• [TO DO] Lift out each line of the data that holds "要求平整".
+++ DATA FOR THE TASK +++
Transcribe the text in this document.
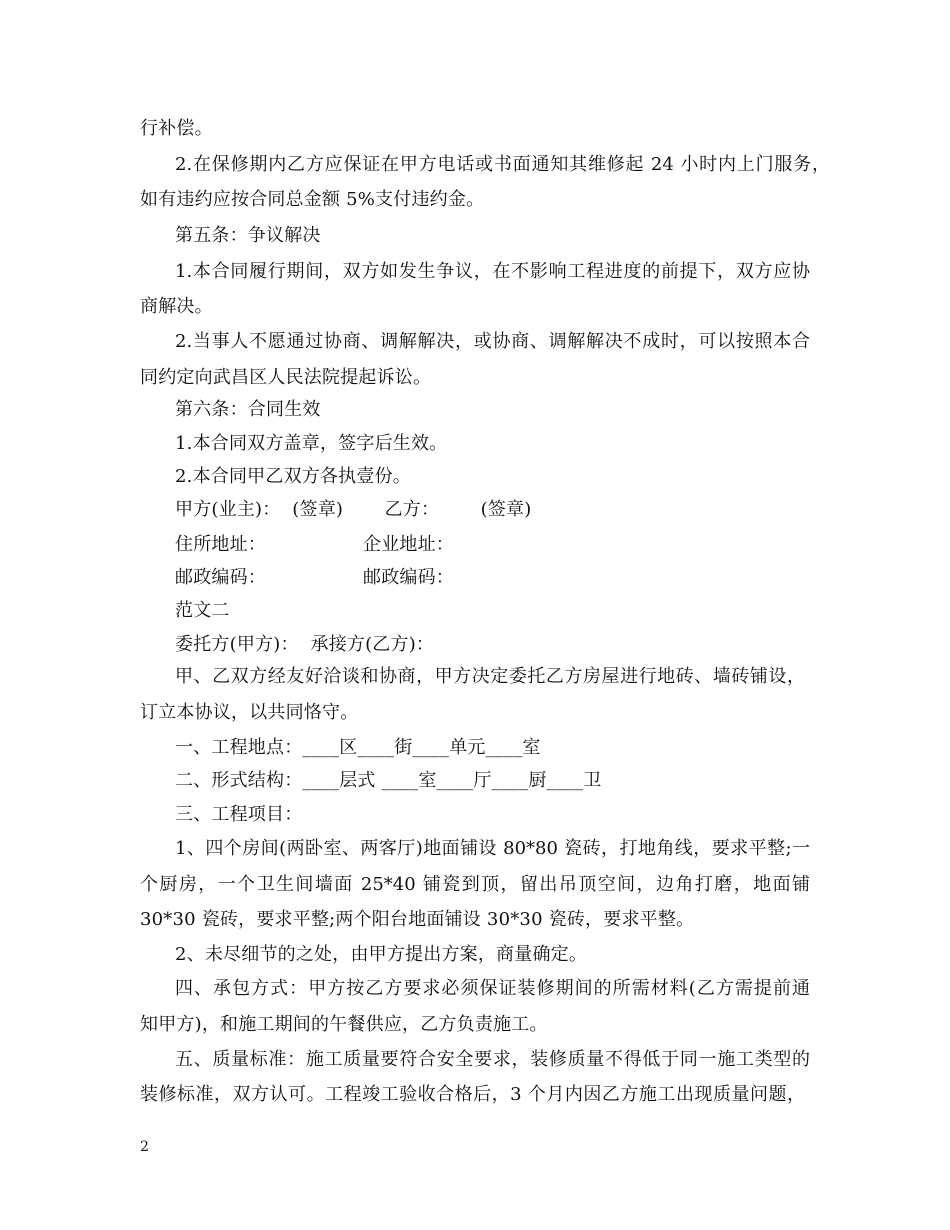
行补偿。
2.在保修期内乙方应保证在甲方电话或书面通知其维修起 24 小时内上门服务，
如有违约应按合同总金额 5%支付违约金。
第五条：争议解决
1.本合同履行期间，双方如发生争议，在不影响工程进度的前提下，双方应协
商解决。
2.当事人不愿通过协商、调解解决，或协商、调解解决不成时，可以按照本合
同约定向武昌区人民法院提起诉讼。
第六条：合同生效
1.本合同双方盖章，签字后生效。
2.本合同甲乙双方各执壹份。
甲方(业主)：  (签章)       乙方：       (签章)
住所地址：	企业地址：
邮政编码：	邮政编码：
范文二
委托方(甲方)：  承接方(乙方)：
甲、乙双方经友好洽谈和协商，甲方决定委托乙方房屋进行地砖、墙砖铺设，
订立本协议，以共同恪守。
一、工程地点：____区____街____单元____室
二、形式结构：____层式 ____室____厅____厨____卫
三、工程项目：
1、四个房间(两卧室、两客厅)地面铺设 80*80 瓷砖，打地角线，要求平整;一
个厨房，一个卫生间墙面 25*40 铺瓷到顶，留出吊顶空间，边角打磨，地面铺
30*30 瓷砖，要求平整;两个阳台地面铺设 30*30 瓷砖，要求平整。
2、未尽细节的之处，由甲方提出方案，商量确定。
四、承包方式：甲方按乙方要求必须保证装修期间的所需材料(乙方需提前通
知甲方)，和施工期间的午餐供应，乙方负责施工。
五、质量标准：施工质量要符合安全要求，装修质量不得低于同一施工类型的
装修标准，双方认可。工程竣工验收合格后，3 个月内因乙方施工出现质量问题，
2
+++
• [SOLVED PROBLEM]
1、四个房间(两卧室、两客厅)地面铺设 80*80 瓷砖，打地角线，要求平整;一
30*30 瓷砖，要求平整;两个阳台地面铺设 30*30 瓷砖，要求平整。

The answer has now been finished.